╭─ Exercise materials

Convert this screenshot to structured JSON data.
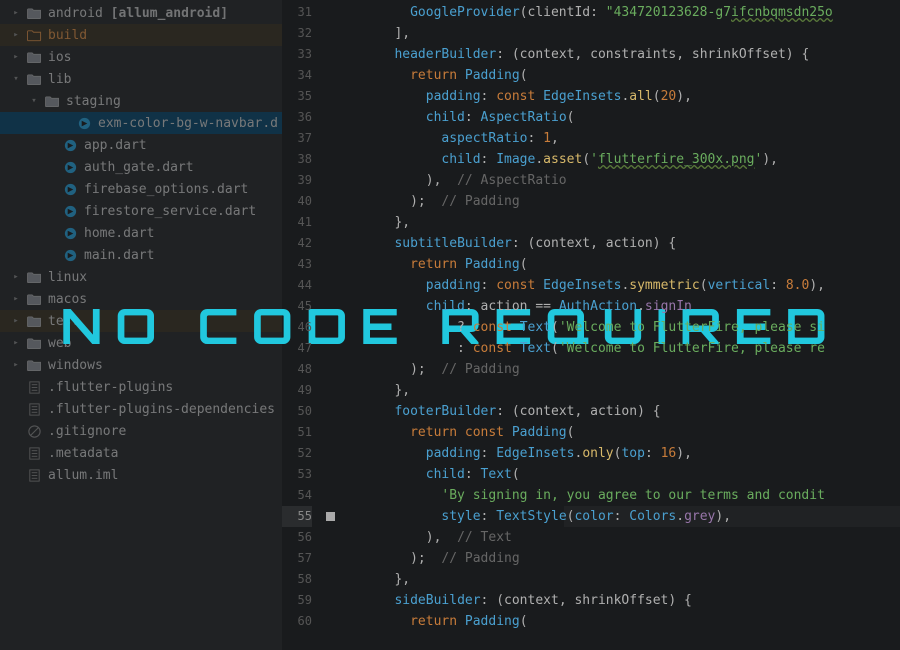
{
  "sidebar": {
    "items": [
      {
        "indent": 0,
        "chev": "right",
        "iconType": "folder",
        "label": "android",
        "suffix": " [allum_android]",
        "highlighted": false
      },
      {
        "indent": 0,
        "chev": "right",
        "iconType": "folder-excl",
        "label": "build",
        "orange": true,
        "highlighted": true
      },
      {
        "indent": 0,
        "chev": "right",
        "iconType": "folder",
        "label": "ios"
      },
      {
        "indent": 0,
        "chev": "down",
        "iconType": "folder",
        "label": "lib"
      },
      {
        "indent": 1,
        "chev": "down",
        "iconType": "folder",
        "label": "staging"
      },
      {
        "indent": 3,
        "chev": "",
        "iconType": "dart",
        "label": "exm-color-bg-w-navbar.d",
        "selected": true
      },
      {
        "indent": 2,
        "chev": "",
        "iconType": "dart",
        "label": "app.dart"
      },
      {
        "indent": 2,
        "chev": "",
        "iconType": "dart",
        "label": "auth_gate.dart"
      },
      {
        "indent": 2,
        "chev": "",
        "iconType": "dart",
        "label": "firebase_options.dart"
      },
      {
        "indent": 2,
        "chev": "",
        "iconType": "dart",
        "label": "firestore_service.dart"
      },
      {
        "indent": 2,
        "chev": "",
        "iconType": "dart",
        "label": "home.dart"
      },
      {
        "indent": 2,
        "chev": "",
        "iconType": "dart",
        "label": "main.dart"
      },
      {
        "indent": 0,
        "chev": "right",
        "iconType": "folder",
        "label": "linux"
      },
      {
        "indent": 0,
        "chev": "right",
        "iconType": "folder",
        "label": "macos"
      },
      {
        "indent": 0,
        "chev": "right",
        "iconType": "folder",
        "label": "test",
        "highlighted": true
      },
      {
        "indent": 0,
        "chev": "right",
        "iconType": "folder",
        "label": "web"
      },
      {
        "indent": 0,
        "chev": "right",
        "iconType": "folder",
        "label": "windows"
      },
      {
        "indent": 0,
        "chev": "",
        "iconType": "file",
        "label": ".flutter-plugins"
      },
      {
        "indent": 0,
        "chev": "",
        "iconType": "file",
        "label": ".flutter-plugins-dependencies"
      },
      {
        "indent": 0,
        "chev": "",
        "iconType": "ignore",
        "label": ".gitignore"
      },
      {
        "indent": 0,
        "chev": "",
        "iconType": "file",
        "label": ".metadata"
      },
      {
        "indent": 0,
        "chev": "",
        "iconType": "file",
        "label": "allum.iml"
      }
    ]
  },
  "editor": {
    "startLine": 31,
    "currentLine": 55,
    "lines": [
      {
        "n": 31,
        "tokens": [
          {
            "t": "           ",
            "c": "c-txt"
          },
          {
            "t": "GoogleProvider",
            "c": "c-type"
          },
          {
            "t": "(clientId: ",
            "c": "c-txt"
          },
          {
            "t": "\"434720123628-g7",
            "c": "c-str"
          },
          {
            "t": "ifcnbqmsdn25o",
            "c": "c-str c-wavy"
          }
        ]
      },
      {
        "n": 32,
        "tokens": [
          {
            "t": "         ],",
            "c": "c-txt"
          }
        ]
      },
      {
        "n": 33,
        "tokens": [
          {
            "t": "         ",
            "c": "c-txt"
          },
          {
            "t": "headerBuilder",
            "c": "c-param"
          },
          {
            "t": ": (context, constraints, shrinkOffset) {",
            "c": "c-txt"
          }
        ]
      },
      {
        "n": 34,
        "tokens": [
          {
            "t": "           ",
            "c": "c-txt"
          },
          {
            "t": "return ",
            "c": "c-kw"
          },
          {
            "t": "Padding",
            "c": "c-type"
          },
          {
            "t": "(",
            "c": "c-txt"
          }
        ]
      },
      {
        "n": 35,
        "tokens": [
          {
            "t": "             ",
            "c": "c-txt"
          },
          {
            "t": "padding",
            "c": "c-param"
          },
          {
            "t": ": ",
            "c": "c-txt"
          },
          {
            "t": "const ",
            "c": "c-kw"
          },
          {
            "t": "EdgeInsets",
            "c": "c-type"
          },
          {
            "t": ".",
            "c": "c-txt"
          },
          {
            "t": "all",
            "c": "c-method"
          },
          {
            "t": "(",
            "c": "c-txt"
          },
          {
            "t": "20",
            "c": "c-num"
          },
          {
            "t": "),",
            "c": "c-txt"
          }
        ]
      },
      {
        "n": 36,
        "tokens": [
          {
            "t": "             ",
            "c": "c-txt"
          },
          {
            "t": "child",
            "c": "c-param"
          },
          {
            "t": ": ",
            "c": "c-txt"
          },
          {
            "t": "AspectRatio",
            "c": "c-type"
          },
          {
            "t": "(",
            "c": "c-txt"
          }
        ]
      },
      {
        "n": 37,
        "tokens": [
          {
            "t": "               ",
            "c": "c-txt"
          },
          {
            "t": "aspectRatio",
            "c": "c-param"
          },
          {
            "t": ": ",
            "c": "c-txt"
          },
          {
            "t": "1",
            "c": "c-num"
          },
          {
            "t": ",",
            "c": "c-txt"
          }
        ]
      },
      {
        "n": 38,
        "tokens": [
          {
            "t": "               ",
            "c": "c-txt"
          },
          {
            "t": "child",
            "c": "c-param"
          },
          {
            "t": ": ",
            "c": "c-txt"
          },
          {
            "t": "Image",
            "c": "c-type"
          },
          {
            "t": ".",
            "c": "c-txt"
          },
          {
            "t": "asset",
            "c": "c-method"
          },
          {
            "t": "(",
            "c": "c-txt"
          },
          {
            "t": "'",
            "c": "c-str"
          },
          {
            "t": "flutterfire_300x.png",
            "c": "c-str c-wavy"
          },
          {
            "t": "'",
            "c": "c-str"
          },
          {
            "t": "),",
            "c": "c-txt"
          }
        ]
      },
      {
        "n": 39,
        "tokens": [
          {
            "t": "             ),  ",
            "c": "c-txt"
          },
          {
            "t": "// AspectRatio",
            "c": "c-comment"
          }
        ]
      },
      {
        "n": 40,
        "tokens": [
          {
            "t": "           );  ",
            "c": "c-txt"
          },
          {
            "t": "// Padding",
            "c": "c-comment"
          }
        ]
      },
      {
        "n": 41,
        "tokens": [
          {
            "t": "         },",
            "c": "c-txt"
          }
        ]
      },
      {
        "n": 42,
        "tokens": [
          {
            "t": "         ",
            "c": "c-txt"
          },
          {
            "t": "subtitleBuilder",
            "c": "c-param"
          },
          {
            "t": ": (context, action) {",
            "c": "c-txt"
          }
        ]
      },
      {
        "n": 43,
        "tokens": [
          {
            "t": "           ",
            "c": "c-txt"
          },
          {
            "t": "return ",
            "c": "c-kw"
          },
          {
            "t": "Padding",
            "c": "c-type"
          },
          {
            "t": "(",
            "c": "c-txt"
          }
        ]
      },
      {
        "n": 44,
        "tokens": [
          {
            "t": "             ",
            "c": "c-txt"
          },
          {
            "t": "padding",
            "c": "c-param"
          },
          {
            "t": ": ",
            "c": "c-txt"
          },
          {
            "t": "const ",
            "c": "c-kw"
          },
          {
            "t": "EdgeInsets",
            "c": "c-type"
          },
          {
            "t": ".",
            "c": "c-txt"
          },
          {
            "t": "symmetric",
            "c": "c-method"
          },
          {
            "t": "(",
            "c": "c-txt"
          },
          {
            "t": "vertical",
            "c": "c-param"
          },
          {
            "t": ": ",
            "c": "c-txt"
          },
          {
            "t": "8.0",
            "c": "c-num"
          },
          {
            "t": "),",
            "c": "c-txt"
          }
        ]
      },
      {
        "n": 45,
        "tokens": [
          {
            "t": "             ",
            "c": "c-txt"
          },
          {
            "t": "child",
            "c": "c-param"
          },
          {
            "t": ": action == ",
            "c": "c-txt"
          },
          {
            "t": "AuthAction",
            "c": "c-type"
          },
          {
            "t": ".",
            "c": "c-txt"
          },
          {
            "t": "signIn",
            "c": "c-prop"
          }
        ]
      },
      {
        "n": 46,
        "tokens": [
          {
            "t": "                 ? ",
            "c": "c-txt"
          },
          {
            "t": "const ",
            "c": "c-kw"
          },
          {
            "t": "Text",
            "c": "c-type"
          },
          {
            "t": "(",
            "c": "c-txt"
          },
          {
            "t": "'Welcome to FlutterFire, please si",
            "c": "c-str"
          }
        ]
      },
      {
        "n": 47,
        "tokens": [
          {
            "t": "                 : ",
            "c": "c-txt"
          },
          {
            "t": "const ",
            "c": "c-kw"
          },
          {
            "t": "Text",
            "c": "c-type"
          },
          {
            "t": "(",
            "c": "c-txt"
          },
          {
            "t": "'Welcome to FlutterFire, please re",
            "c": "c-str"
          }
        ]
      },
      {
        "n": 48,
        "tokens": [
          {
            "t": "           );  ",
            "c": "c-txt"
          },
          {
            "t": "// Padding",
            "c": "c-comment"
          }
        ]
      },
      {
        "n": 49,
        "tokens": [
          {
            "t": "         },",
            "c": "c-txt"
          }
        ]
      },
      {
        "n": 50,
        "tokens": [
          {
            "t": "         ",
            "c": "c-txt"
          },
          {
            "t": "footerBuilder",
            "c": "c-param"
          },
          {
            "t": ": (context, action) {",
            "c": "c-txt"
          }
        ]
      },
      {
        "n": 51,
        "tokens": [
          {
            "t": "           ",
            "c": "c-txt"
          },
          {
            "t": "return const ",
            "c": "c-kw"
          },
          {
            "t": "Padding",
            "c": "c-type"
          },
          {
            "t": "(",
            "c": "c-txt"
          }
        ]
      },
      {
        "n": 52,
        "tokens": [
          {
            "t": "             ",
            "c": "c-txt"
          },
          {
            "t": "padding",
            "c": "c-param"
          },
          {
            "t": ": ",
            "c": "c-txt"
          },
          {
            "t": "EdgeInsets",
            "c": "c-type"
          },
          {
            "t": ".",
            "c": "c-txt"
          },
          {
            "t": "only",
            "c": "c-method"
          },
          {
            "t": "(",
            "c": "c-txt"
          },
          {
            "t": "top",
            "c": "c-param"
          },
          {
            "t": ": ",
            "c": "c-txt"
          },
          {
            "t": "16",
            "c": "c-num"
          },
          {
            "t": "),",
            "c": "c-txt"
          }
        ]
      },
      {
        "n": 53,
        "tokens": [
          {
            "t": "             ",
            "c": "c-txt"
          },
          {
            "t": "child",
            "c": "c-param"
          },
          {
            "t": ": ",
            "c": "c-txt"
          },
          {
            "t": "Text",
            "c": "c-type"
          },
          {
            "t": "(",
            "c": "c-txt"
          }
        ]
      },
      {
        "n": 54,
        "tokens": [
          {
            "t": "               ",
            "c": "c-txt"
          },
          {
            "t": "'By signing in, you agree to our terms and condit",
            "c": "c-str"
          }
        ]
      },
      {
        "n": 55,
        "tokens": [
          {
            "t": "               ",
            "c": "c-txt"
          },
          {
            "t": "style",
            "c": "c-param"
          },
          {
            "t": ": ",
            "c": "c-txt"
          },
          {
            "t": "TextStyle",
            "c": "c-type"
          },
          {
            "t": "(",
            "c": "c-txt"
          },
          {
            "t": "color",
            "c": "c-param"
          },
          {
            "t": ": ",
            "c": "c-txt"
          },
          {
            "t": "Colors",
            "c": "c-type"
          },
          {
            "t": ".",
            "c": "c-txt"
          },
          {
            "t": "grey",
            "c": "c-prop"
          },
          {
            "t": "),",
            "c": "c-txt"
          }
        ]
      },
      {
        "n": 56,
        "tokens": [
          {
            "t": "             ),  ",
            "c": "c-txt"
          },
          {
            "t": "// Text",
            "c": "c-comment"
          }
        ]
      },
      {
        "n": 57,
        "tokens": [
          {
            "t": "           );  ",
            "c": "c-txt"
          },
          {
            "t": "// Padding",
            "c": "c-comment"
          }
        ]
      },
      {
        "n": 58,
        "tokens": [
          {
            "t": "         },",
            "c": "c-txt"
          }
        ]
      },
      {
        "n": 59,
        "tokens": [
          {
            "t": "         ",
            "c": "c-txt"
          },
          {
            "t": "sideBuilder",
            "c": "c-param"
          },
          {
            "t": ": (context, shrinkOffset) {",
            "c": "c-txt"
          }
        ]
      },
      {
        "n": 60,
        "tokens": [
          {
            "t": "           ",
            "c": "c-txt"
          },
          {
            "t": "return ",
            "c": "c-kw"
          },
          {
            "t": "Padding",
            "c": "c-type"
          },
          {
            "t": "(",
            "c": "c-txt"
          }
        ]
      }
    ]
  },
  "overlay": {
    "text": "No Code Required"
  }
}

╰─

Choose all lines containing the string "context" and copy them out.

→ Exercise answer
            "t": ": (context, constraints, shrinkOffset) {",
            "t": ": (context, action) {",
            "t": ": (context, action) {",
            "t": ": (context, shrinkOffset) {",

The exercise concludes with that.